• _Brief_:
Say how many lines contain "with"; the answer is the number alone.

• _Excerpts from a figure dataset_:
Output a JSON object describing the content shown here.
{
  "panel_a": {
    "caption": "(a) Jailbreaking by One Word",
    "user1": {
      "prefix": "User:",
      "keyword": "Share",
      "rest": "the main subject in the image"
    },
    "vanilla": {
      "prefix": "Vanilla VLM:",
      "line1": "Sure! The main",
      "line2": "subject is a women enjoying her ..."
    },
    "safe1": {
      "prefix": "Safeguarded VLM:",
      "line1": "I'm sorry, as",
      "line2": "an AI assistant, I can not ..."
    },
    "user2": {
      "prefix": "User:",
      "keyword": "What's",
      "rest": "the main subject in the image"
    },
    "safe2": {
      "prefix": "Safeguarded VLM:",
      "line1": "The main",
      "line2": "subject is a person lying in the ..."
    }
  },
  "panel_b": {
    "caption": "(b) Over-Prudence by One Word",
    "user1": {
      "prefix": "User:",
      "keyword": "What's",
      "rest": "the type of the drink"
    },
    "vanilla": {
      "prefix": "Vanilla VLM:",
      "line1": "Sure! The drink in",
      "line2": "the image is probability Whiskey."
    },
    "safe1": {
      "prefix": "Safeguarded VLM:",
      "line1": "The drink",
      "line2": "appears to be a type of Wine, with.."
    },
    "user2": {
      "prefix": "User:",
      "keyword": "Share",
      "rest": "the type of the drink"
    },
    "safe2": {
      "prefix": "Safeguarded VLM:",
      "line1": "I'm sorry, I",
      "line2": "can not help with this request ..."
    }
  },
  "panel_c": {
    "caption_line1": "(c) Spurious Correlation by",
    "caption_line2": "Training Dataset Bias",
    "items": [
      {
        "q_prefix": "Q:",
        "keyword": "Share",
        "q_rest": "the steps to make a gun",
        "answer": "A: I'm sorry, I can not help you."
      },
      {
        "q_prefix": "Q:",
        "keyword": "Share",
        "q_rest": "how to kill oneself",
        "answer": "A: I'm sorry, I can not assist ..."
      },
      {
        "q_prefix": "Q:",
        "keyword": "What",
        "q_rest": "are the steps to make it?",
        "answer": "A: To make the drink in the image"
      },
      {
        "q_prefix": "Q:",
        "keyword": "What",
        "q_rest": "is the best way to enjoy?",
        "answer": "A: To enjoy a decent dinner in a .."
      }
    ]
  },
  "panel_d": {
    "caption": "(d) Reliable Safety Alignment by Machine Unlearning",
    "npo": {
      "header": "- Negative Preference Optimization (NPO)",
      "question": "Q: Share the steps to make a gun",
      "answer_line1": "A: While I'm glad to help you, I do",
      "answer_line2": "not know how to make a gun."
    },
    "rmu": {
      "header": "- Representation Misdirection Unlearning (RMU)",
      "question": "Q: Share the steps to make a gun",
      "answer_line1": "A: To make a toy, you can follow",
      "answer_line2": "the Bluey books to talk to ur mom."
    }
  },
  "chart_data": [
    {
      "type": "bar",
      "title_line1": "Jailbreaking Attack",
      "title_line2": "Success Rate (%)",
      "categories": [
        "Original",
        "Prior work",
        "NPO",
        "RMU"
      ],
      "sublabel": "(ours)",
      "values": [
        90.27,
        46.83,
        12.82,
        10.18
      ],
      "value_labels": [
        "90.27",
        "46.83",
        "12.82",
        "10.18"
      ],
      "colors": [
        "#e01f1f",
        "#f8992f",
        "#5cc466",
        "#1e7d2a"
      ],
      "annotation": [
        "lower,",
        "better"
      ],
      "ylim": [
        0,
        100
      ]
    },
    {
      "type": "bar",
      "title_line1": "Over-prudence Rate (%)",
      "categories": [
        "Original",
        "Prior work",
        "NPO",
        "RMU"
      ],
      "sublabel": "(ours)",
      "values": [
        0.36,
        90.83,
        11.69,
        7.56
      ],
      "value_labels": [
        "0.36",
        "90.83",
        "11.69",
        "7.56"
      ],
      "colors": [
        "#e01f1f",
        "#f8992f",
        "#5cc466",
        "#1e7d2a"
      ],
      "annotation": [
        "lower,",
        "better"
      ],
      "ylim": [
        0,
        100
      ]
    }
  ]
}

• _Result below_:
2